*** Information provided Section Begins ***
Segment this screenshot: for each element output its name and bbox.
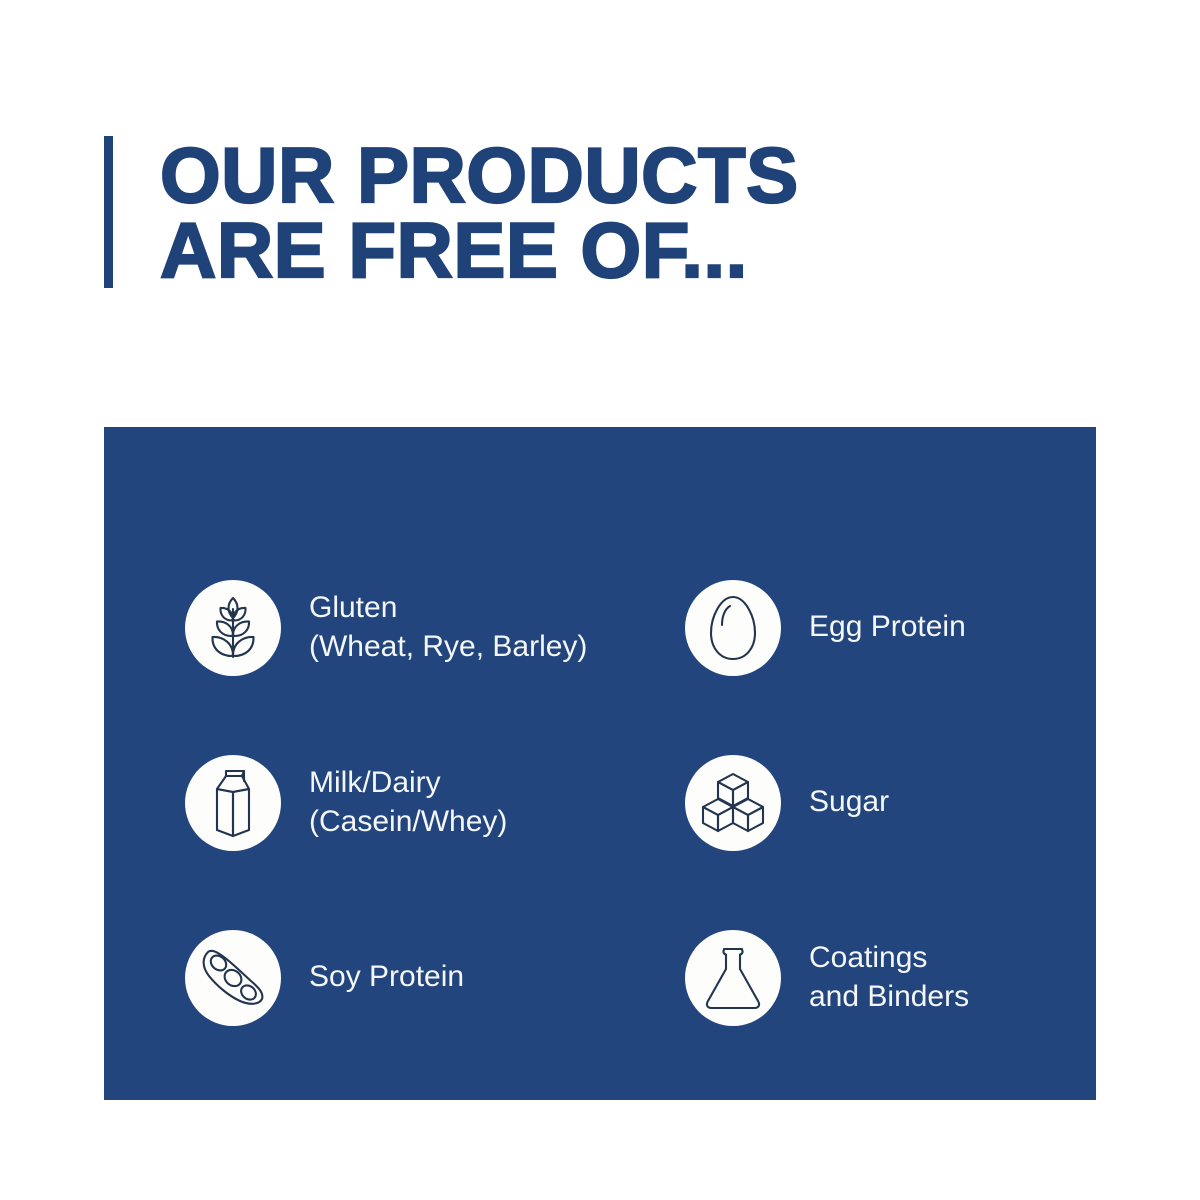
sugar-cubes-icon-badge: [685, 755, 781, 851]
list-item-label: Gluten (Wheat, Rye, Barley): [309, 589, 587, 666]
egg-icon-badge: [685, 580, 781, 676]
list-item-label: Sugar: [809, 783, 889, 821]
free-from-grid: Gluten (Wheat, Rye, Barley) Egg Protein: [185, 540, 1045, 1065]
milk-carton-icon: [204, 768, 262, 838]
egg-icon: [706, 594, 760, 662]
list-item-gluten: Gluten (Wheat, Rye, Barley): [185, 540, 685, 715]
page-title: OUR PRODUCTS ARE FREE OF...: [160, 136, 799, 288]
wheat-icon-badge: [185, 580, 281, 676]
free-from-panel: Gluten (Wheat, Rye, Barley) Egg Protein: [104, 427, 1096, 1100]
list-item-soy-protein: Soy Protein: [185, 890, 685, 1065]
erlenmeyer-flask-icon-badge: [685, 930, 781, 1026]
list-item-label: Milk/Dairy (Casein/Whey): [309, 764, 507, 841]
soybean-pod-icon: [199, 947, 267, 1009]
list-item-egg-protein: Egg Protein: [685, 540, 1045, 715]
soybean-pod-icon-badge: [185, 930, 281, 1026]
list-item-sugar: Sugar: [685, 715, 1045, 890]
list-item-coatings-and-binders: Coatings and Binders: [685, 890, 1045, 1065]
page-heading: OUR PRODUCTS ARE FREE OF...: [104, 136, 799, 288]
list-item-label: Soy Protein: [309, 958, 464, 996]
heading-accent-bar: [104, 136, 113, 288]
sugar-cubes-icon: [700, 771, 766, 835]
erlenmeyer-flask-icon: [702, 945, 764, 1011]
list-item-label: Coatings and Binders: [809, 939, 969, 1016]
wheat-icon: [202, 595, 264, 661]
milk-carton-icon-badge: [185, 755, 281, 851]
list-item-label: Egg Protein: [809, 608, 966, 646]
list-item-milk-dairy: Milk/Dairy (Casein/Whey): [185, 715, 685, 890]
*** Information provided Section Ends ***
- Activity: Check each line above for the string "erlenmeyer" and copy the ones that have it.

- Task answer:
erlenmeyer-flask-icon-badge: [685, 930, 781, 1026]
erlenmeyer-flask-icon: [702, 945, 764, 1011]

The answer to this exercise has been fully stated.